• What is expected:
Your task is to print all of the material verbatim.

— start —

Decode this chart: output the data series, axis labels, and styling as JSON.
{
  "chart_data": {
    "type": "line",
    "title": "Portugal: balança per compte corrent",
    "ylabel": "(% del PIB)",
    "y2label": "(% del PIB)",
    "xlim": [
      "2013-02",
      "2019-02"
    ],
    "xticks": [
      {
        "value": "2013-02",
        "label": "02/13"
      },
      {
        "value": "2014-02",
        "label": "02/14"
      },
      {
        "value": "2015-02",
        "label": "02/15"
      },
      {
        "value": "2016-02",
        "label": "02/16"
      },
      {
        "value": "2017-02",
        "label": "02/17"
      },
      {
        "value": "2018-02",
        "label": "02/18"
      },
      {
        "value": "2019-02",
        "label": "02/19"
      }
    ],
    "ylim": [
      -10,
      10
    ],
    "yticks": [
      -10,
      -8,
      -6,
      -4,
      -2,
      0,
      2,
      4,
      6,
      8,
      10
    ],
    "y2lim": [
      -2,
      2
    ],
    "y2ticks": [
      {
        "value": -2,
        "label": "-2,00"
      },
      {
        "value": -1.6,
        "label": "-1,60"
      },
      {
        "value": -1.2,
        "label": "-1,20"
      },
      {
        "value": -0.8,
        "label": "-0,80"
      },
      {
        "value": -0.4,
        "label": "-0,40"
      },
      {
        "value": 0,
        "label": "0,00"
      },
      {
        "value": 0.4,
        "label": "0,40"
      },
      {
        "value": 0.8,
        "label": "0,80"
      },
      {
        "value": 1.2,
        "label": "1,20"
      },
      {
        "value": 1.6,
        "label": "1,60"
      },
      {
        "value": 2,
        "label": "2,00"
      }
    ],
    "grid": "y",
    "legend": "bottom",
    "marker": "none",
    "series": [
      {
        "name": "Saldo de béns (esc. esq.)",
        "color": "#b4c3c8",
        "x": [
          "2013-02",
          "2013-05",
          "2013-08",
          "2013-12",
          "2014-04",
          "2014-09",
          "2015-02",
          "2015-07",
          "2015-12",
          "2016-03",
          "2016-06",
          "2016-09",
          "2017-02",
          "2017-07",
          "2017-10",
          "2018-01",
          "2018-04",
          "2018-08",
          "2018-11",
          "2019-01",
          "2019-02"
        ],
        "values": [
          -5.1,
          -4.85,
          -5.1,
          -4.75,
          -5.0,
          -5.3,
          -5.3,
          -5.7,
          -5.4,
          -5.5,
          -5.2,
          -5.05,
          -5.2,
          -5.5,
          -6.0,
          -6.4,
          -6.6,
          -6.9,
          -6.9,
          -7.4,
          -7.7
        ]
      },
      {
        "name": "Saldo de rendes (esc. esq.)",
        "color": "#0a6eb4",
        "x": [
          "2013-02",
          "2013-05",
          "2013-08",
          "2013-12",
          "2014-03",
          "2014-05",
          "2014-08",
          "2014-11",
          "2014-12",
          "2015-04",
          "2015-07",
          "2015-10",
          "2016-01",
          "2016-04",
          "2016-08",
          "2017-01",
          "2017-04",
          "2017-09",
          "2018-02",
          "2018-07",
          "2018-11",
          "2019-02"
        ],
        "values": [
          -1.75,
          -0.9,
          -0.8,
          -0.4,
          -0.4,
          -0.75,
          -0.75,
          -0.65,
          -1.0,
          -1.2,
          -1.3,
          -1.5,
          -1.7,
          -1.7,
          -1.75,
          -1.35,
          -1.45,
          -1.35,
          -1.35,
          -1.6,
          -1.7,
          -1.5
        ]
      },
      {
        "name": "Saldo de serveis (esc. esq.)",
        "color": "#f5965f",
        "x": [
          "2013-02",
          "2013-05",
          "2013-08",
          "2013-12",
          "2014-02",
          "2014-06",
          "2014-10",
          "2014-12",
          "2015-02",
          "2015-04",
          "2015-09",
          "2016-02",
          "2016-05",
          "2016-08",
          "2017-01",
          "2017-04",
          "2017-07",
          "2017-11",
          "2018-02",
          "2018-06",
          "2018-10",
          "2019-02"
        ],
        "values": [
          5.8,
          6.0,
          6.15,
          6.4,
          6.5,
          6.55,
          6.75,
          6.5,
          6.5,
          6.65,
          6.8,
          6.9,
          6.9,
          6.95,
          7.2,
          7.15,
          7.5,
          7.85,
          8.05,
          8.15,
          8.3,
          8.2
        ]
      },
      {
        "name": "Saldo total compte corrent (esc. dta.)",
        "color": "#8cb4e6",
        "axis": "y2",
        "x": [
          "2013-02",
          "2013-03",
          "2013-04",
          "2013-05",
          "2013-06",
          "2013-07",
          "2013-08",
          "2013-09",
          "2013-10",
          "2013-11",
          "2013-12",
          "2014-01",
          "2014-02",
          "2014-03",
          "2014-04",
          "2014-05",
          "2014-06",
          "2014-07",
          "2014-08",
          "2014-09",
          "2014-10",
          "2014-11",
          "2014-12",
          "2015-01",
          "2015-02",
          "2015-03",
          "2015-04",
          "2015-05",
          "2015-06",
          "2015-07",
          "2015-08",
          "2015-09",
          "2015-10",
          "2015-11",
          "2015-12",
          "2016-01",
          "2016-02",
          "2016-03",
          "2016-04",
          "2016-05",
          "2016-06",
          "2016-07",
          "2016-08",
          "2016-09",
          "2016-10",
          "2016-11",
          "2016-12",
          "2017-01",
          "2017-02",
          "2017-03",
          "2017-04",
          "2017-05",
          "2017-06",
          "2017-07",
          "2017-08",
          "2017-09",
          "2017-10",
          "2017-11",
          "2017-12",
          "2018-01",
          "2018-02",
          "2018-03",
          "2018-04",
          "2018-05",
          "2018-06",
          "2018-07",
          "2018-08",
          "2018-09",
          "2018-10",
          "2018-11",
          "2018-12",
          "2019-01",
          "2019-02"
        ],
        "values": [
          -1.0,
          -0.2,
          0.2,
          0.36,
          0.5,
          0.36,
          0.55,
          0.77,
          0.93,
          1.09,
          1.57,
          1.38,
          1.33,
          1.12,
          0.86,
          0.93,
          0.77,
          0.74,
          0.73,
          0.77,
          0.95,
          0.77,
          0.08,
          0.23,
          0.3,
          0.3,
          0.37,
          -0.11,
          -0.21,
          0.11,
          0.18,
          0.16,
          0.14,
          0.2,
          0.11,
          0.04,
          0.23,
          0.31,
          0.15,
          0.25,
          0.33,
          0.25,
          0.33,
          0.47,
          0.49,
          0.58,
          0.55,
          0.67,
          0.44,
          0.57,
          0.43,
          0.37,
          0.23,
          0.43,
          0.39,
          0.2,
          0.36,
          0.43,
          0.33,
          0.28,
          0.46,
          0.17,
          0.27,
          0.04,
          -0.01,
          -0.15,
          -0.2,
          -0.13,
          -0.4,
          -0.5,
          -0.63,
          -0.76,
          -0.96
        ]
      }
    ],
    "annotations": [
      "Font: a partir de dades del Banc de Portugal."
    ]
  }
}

— end —

• Full response:
Decode this chart: output the data series, axis labels, and styling as JSON.
{
  "chart_data": {
    "type": "line",
    "title": "Portugal: balança per compte corrent",
    "ylabel": "(% del PIB)",
    "y2label": "(% del PIB)",
    "xlim": [
      "2013-02",
      "2019-02"
    ],
    "xticks": [
      {
        "value": "2013-02",
        "label": "02/13"
      },
      {
        "value": "2014-02",
        "label": "02/14"
      },
      {
        "value": "2015-02",
        "label": "02/15"
      },
      {
        "value": "2016-02",
        "label": "02/16"
      },
      {
        "value": "2017-02",
        "label": "02/17"
      },
      {
        "value": "2018-02",
        "label": "02/18"
      },
      {
        "value": "2019-02",
        "label": "02/19"
      }
    ],
    "ylim": [
      -10,
      10
    ],
    "yticks": [
      -10,
      -8,
      -6,
      -4,
      -2,
      0,
      2,
      4,
      6,
      8,
      10
    ],
    "y2lim": [
      -2,
      2
    ],
    "y2ticks": [
      {
        "value": -2,
        "label": "-2,00"
      },
      {
        "value": -1.6,
        "label": "-1,60"
      },
      {
        "value": -1.2,
        "label": "-1,20"
      },
      {
        "value": -0.8,
        "label": "-0,80"
      },
      {
        "value": -0.4,
        "label": "-0,40"
      },
      {
        "value": 0,
        "label": "0,00"
      },
      {
        "value": 0.4,
        "label": "0,40"
      },
      {
        "value": 0.8,
        "label": "0,80"
      },
      {
        "value": 1.2,
        "label": "1,20"
      },
      {
        "value": 1.6,
        "label": "1,60"
      },
      {
        "value": 2,
        "label": "2,00"
      }
    ],
    "grid": "y",
    "legend": "bottom",
    "marker": "none",
    "series": [
      {
        "name": "Saldo de béns (esc. esq.)",
        "color": "#b4c3c8",
        "x": [
          "2013-02",
          "2013-05",
          "2013-08",
          "2013-12",
          "2014-04",
          "2014-09",
          "2015-02",
          "2015-07",
          "2015-12",
          "2016-03",
          "2016-06",
          "2016-09",
          "2017-02",
          "2017-07",
          "2017-10",
          "2018-01",
          "2018-04",
          "2018-08",
          "2018-11",
          "2019-01",
          "2019-02"
        ],
        "values": [
          -5.1,
          -4.85,
          -5.1,
          -4.75,
          -5.0,
          -5.3,
          -5.3,
          -5.7,
          -5.4,
          -5.5,
          -5.2,
          -5.05,
          -5.2,
          -5.5,
          -6.0,
          -6.4,
          -6.6,
          -6.9,
          -6.9,
          -7.4,
          -7.7
        ]
      },
      {
        "name": "Saldo de rendes (esc. esq.)",
        "color": "#0a6eb4",
        "x": [
          "2013-02",
          "2013-05",
          "2013-08",
          "2013-12",
          "2014-03",
          "2014-05",
          "2014-08",
          "2014-11",
          "2014-12",
          "2015-04",
          "2015-07",
          "2015-10",
          "2016-01",
          "2016-04",
          "2016-08",
          "2017-01",
          "2017-04",
          "2017-09",
          "2018-02",
          "2018-07",
          "2018-11",
          "2019-02"
        ],
        "values": [
          -1.75,
          -0.9,
          -0.8,
          -0.4,
          -0.4,
          -0.75,
          -0.75,
          -0.65,
          -1.0,
          -1.2,
          -1.3,
          -1.5,
          -1.7,
          -1.7,
          -1.75,
          -1.35,
          -1.45,
          -1.35,
          -1.35,
          -1.6,
          -1.7,
          -1.5
        ]
      },
      {
        "name": "Saldo de serveis (esc. esq.)",
        "color": "#f5965f",
        "x": [
          "2013-02",
          "2013-05",
          "2013-08",
          "2013-12",
          "2014-02",
          "2014-06",
          "2014-10",
          "2014-12",
          "2015-02",
          "2015-04",
          "2015-09",
          "2016-02",
          "2016-05",
          "2016-08",
          "2017-01",
          "2017-04",
          "2017-07",
          "2017-11",
          "2018-02",
          "2018-06",
          "2018-10",
          "2019-02"
        ],
        "values": [
          5.8,
          6.0,
          6.15,
          6.4,
          6.5,
          6.55,
          6.75,
          6.5,
          6.5,
          6.65,
          6.8,
          6.9,
          6.9,
          6.95,
          7.2,
          7.15,
          7.5,
          7.85,
          8.05,
          8.15,
          8.3,
          8.2
        ]
      },
      {
        "name": "Saldo total compte corrent (esc. dta.)",
        "color": "#8cb4e6",
        "axis": "y2",
        "x": [
          "2013-02",
          "2013-03",
          "2013-04",
          "2013-05",
          "2013-06",
          "2013-07",
          "2013-08",
          "2013-09",
          "2013-10",
          "2013-11",
          "2013-12",
          "2014-01",
          "2014-02",
          "2014-03",
          "2014-04",
          "2014-05",
          "2014-06",
          "2014-07",
          "2014-08",
          "2014-09",
          "2014-10",
          "2014-11",
          "2014-12",
          "2015-01",
          "2015-02",
          "2015-03",
          "2015-04",
          "2015-05",
          "2015-06",
          "2015-07",
          "2015-08",
          "2015-09",
          "2015-10",
          "2015-11",
          "2015-12",
          "2016-01",
          "2016-02",
          "2016-03",
          "2016-04",
          "2016-05",
          "2016-06",
          "2016-07",
          "2016-08",
          "2016-09",
          "2016-10",
          "2016-11",
          "2016-12",
          "2017-01",
          "2017-02",
          "2017-03",
          "2017-04",
          "2017-05",
          "2017-06",
          "2017-07",
          "2017-08",
          "2017-09",
          "2017-10",
          "2017-11",
          "2017-12",
          "2018-01",
          "2018-02",
          "2018-03",
          "2018-04",
          "2018-05",
          "2018-06",
          "2018-07",
          "2018-08",
          "2018-09",
          "2018-10",
          "2018-11",
          "2018-12",
          "2019-01",
          "2019-02"
        ],
        "values": [
          -1.0,
          -0.2,
          0.2,
          0.36,
          0.5,
          0.36,
          0.55,
          0.77,
          0.93,
          1.09,
          1.57,
          1.38,
          1.33,
          1.12,
          0.86,
          0.93,
          0.77,
          0.74,
          0.73,
          0.77,
          0.95,
          0.77,
          0.08,
          0.23,
          0.3,
          0.3,
          0.37,
          -0.11,
          -0.21,
          0.11,
          0.18,
          0.16,
          0.14,
          0.2,
          0.11,
          0.04,
          0.23,
          0.31,
          0.15,
          0.25,
          0.33,
          0.25,
          0.33,
          0.47,
          0.49,
          0.58,
          0.55,
          0.67,
          0.44,
          0.57,
          0.43,
          0.37,
          0.23,
          0.43,
          0.39,
          0.2,
          0.36,
          0.43,
          0.33,
          0.28,
          0.46,
          0.17,
          0.27,
          0.04,
          -0.01,
          -0.15,
          -0.2,
          -0.13,
          -0.4,
          -0.5,
          -0.63,
          -0.76,
          -0.96
        ]
      }
    ],
    "annotations": [
      "Font: a partir de dades del Banc de Portugal."
    ]
  }
}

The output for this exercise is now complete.